● **What the task requires**:
Find every line in the records below that holds the word "把握消费复苏" and copy it.

(Stored items from a collection)
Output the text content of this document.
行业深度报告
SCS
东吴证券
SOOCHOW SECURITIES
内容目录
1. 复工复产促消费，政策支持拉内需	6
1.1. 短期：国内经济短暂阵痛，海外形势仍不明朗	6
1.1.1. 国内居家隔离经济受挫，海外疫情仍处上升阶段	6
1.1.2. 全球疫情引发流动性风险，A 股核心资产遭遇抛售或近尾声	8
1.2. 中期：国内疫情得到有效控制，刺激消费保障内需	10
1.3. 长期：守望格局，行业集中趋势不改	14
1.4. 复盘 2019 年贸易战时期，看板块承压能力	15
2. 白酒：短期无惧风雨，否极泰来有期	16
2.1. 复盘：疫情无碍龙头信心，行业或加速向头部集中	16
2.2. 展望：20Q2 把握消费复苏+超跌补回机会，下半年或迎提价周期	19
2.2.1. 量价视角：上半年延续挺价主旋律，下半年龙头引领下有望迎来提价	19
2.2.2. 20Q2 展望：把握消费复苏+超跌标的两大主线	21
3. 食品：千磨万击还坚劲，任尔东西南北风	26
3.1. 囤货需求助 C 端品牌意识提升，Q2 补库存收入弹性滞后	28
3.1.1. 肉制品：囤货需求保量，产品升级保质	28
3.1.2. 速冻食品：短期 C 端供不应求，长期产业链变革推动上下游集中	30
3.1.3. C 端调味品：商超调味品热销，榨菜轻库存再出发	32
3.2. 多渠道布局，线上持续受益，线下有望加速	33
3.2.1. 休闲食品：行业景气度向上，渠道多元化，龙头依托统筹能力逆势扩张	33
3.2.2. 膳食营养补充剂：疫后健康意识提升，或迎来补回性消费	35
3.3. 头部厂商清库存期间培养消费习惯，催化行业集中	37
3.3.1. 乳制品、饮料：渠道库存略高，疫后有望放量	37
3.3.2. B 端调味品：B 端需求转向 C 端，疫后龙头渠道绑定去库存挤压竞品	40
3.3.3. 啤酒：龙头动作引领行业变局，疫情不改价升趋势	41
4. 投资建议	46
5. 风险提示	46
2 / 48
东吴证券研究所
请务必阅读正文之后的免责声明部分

● **Output of the task**:
2.2. 展望：20Q2 把握消费复苏+超跌补回机会，下半年或迎提价周期	19
2.2.2. 20Q2 展望：把握消费复苏+超跌标的两大主线	21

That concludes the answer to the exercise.